■ Task to carry out
From the data that follows, copy every line holding the string "median".
--- Begin Records shown ---
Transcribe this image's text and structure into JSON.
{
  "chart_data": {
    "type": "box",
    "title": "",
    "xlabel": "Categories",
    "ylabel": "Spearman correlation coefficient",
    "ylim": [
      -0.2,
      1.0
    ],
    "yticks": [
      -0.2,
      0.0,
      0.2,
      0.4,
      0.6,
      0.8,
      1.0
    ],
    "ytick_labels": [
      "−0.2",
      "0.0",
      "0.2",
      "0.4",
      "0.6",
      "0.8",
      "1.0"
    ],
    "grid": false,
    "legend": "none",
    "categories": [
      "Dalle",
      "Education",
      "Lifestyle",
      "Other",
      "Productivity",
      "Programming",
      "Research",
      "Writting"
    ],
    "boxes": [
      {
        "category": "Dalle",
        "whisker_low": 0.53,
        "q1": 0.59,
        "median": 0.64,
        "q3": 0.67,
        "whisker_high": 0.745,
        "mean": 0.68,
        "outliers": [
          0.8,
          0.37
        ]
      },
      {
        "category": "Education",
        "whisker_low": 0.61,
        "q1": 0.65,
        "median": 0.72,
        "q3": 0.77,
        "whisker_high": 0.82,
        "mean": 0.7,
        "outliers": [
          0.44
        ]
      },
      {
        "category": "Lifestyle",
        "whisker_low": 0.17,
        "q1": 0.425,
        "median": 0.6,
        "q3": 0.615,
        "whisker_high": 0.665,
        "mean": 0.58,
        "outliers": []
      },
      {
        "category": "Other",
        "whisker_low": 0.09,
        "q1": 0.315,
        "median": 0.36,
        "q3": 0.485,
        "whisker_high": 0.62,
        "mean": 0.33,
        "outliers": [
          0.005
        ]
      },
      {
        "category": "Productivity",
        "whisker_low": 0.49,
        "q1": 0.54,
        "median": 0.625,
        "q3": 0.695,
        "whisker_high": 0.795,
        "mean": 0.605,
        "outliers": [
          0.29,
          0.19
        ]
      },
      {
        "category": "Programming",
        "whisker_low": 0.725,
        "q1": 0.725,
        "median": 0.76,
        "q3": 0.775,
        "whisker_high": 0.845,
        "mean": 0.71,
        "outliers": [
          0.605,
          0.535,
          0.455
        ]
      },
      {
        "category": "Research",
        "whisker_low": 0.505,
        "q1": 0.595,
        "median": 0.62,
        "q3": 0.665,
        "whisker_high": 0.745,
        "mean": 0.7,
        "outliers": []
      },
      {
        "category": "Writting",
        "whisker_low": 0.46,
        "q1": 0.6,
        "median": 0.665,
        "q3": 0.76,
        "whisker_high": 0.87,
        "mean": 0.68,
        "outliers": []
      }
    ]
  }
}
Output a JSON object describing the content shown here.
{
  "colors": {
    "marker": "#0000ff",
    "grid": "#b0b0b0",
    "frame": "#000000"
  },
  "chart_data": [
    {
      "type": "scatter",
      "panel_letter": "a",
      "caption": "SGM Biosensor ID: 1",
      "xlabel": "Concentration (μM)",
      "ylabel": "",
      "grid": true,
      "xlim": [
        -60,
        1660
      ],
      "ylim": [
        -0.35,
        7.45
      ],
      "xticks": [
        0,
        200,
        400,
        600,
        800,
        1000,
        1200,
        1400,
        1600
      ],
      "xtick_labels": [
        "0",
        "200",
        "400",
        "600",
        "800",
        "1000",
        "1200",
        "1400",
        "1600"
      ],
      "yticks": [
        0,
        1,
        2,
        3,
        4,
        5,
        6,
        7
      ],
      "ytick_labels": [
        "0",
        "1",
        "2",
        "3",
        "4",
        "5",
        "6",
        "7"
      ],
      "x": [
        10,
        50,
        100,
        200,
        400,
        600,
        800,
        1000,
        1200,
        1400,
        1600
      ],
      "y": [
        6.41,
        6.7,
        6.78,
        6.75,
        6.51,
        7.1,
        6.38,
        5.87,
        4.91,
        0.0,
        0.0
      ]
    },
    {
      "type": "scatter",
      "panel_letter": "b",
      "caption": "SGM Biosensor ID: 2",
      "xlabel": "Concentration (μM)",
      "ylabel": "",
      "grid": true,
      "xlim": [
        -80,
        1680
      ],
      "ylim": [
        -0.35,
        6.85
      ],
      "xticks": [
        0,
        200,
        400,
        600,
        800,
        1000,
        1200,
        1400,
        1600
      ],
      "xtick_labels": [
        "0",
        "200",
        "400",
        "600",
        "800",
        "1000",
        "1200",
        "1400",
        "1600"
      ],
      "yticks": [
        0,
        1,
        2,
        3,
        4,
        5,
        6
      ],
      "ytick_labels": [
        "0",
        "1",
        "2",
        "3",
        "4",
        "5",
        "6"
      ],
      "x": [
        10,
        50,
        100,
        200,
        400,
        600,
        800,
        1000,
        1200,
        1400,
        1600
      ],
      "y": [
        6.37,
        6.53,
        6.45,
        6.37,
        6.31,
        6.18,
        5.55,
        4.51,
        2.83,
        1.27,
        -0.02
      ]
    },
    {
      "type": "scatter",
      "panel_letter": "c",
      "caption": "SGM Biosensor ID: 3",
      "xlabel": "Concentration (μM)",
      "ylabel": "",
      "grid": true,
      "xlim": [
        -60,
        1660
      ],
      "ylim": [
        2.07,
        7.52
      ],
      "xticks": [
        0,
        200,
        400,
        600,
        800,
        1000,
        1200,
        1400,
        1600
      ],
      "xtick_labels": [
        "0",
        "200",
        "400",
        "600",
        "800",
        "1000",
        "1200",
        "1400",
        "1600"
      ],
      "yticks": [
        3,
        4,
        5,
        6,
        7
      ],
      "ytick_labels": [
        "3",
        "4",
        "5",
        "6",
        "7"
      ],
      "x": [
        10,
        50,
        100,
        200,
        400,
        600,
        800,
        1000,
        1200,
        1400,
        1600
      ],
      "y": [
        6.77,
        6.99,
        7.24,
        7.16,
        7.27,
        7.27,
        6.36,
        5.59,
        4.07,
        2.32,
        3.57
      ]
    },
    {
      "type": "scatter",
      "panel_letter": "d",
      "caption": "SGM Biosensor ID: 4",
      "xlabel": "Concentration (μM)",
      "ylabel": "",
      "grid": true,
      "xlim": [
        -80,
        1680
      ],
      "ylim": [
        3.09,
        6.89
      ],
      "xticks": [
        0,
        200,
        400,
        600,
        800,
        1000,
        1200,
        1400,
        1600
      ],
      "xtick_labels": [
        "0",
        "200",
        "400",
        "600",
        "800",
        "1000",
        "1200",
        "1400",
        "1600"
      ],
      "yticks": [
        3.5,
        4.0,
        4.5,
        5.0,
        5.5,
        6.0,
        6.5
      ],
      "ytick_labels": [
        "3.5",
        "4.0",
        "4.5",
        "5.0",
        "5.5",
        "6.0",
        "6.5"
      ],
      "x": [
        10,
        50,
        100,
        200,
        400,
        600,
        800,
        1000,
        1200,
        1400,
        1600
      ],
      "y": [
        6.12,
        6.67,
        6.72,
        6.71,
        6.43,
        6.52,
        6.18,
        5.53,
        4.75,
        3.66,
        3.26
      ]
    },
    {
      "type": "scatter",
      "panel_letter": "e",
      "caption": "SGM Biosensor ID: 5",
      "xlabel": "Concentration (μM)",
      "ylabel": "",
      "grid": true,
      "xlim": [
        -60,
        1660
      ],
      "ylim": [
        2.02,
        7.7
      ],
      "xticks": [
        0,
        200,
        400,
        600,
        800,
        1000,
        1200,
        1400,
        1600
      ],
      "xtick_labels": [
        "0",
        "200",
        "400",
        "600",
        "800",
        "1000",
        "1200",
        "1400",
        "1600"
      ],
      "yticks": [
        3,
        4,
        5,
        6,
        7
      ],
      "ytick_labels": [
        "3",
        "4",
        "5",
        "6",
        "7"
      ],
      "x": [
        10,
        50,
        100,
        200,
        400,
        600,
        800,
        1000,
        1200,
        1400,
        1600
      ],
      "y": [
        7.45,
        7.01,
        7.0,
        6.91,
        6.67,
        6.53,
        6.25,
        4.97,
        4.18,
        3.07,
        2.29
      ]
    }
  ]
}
--- End Records shown ---
■ Correct response
        "median": 0.64,
        "median": 0.72,
        "median": 0.6,
        "median": 0.36,
        "median": 0.625,
        "median": 0.76,
        "median": 0.62,
        "median": 0.665,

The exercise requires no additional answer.